■ GIVEN EXERCISE
Which lines in the material below contain the word "JSON"? Copy each of them.
— START OF DATA RECORDS —
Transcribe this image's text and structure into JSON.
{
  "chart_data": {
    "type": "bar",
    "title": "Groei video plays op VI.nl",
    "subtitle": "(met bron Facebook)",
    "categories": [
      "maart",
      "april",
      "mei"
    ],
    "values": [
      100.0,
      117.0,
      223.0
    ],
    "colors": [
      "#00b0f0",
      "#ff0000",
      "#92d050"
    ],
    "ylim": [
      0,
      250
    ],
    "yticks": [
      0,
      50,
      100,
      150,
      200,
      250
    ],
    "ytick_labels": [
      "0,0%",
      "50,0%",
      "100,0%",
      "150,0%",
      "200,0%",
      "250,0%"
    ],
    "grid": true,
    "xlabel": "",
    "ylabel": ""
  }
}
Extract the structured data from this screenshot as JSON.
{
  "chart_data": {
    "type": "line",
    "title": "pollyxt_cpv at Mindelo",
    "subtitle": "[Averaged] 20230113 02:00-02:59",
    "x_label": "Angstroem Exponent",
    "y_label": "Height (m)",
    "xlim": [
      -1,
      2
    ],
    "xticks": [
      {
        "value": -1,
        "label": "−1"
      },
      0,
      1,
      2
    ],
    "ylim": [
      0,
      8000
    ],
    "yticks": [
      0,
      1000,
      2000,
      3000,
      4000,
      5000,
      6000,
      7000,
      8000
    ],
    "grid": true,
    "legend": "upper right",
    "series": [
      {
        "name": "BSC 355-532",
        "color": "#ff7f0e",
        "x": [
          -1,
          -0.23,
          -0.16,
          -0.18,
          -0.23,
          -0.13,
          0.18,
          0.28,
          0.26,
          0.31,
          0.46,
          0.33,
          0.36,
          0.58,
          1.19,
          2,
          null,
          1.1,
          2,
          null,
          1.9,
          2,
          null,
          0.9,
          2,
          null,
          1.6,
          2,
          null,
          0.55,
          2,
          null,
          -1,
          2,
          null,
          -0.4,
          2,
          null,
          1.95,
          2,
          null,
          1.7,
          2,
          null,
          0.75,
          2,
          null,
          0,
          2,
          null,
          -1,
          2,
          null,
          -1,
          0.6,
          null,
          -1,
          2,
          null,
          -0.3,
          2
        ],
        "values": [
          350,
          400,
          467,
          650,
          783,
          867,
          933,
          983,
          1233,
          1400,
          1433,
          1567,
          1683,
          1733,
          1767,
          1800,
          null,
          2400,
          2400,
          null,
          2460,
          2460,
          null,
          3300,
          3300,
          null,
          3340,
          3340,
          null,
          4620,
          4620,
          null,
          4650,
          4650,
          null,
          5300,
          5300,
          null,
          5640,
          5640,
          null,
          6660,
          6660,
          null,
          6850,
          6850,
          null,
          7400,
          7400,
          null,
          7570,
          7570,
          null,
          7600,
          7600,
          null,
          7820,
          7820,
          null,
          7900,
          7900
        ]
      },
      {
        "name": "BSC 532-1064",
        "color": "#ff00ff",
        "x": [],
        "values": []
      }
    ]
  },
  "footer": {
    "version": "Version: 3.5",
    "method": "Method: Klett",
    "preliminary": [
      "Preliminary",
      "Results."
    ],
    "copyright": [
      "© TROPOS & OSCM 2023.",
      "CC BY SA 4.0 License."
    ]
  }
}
— END OF DATA RECORDS —
■ TASK ANSWER
Transcribe this image's text and structure into JSON.
Extract the structured data from this screenshot as JSON.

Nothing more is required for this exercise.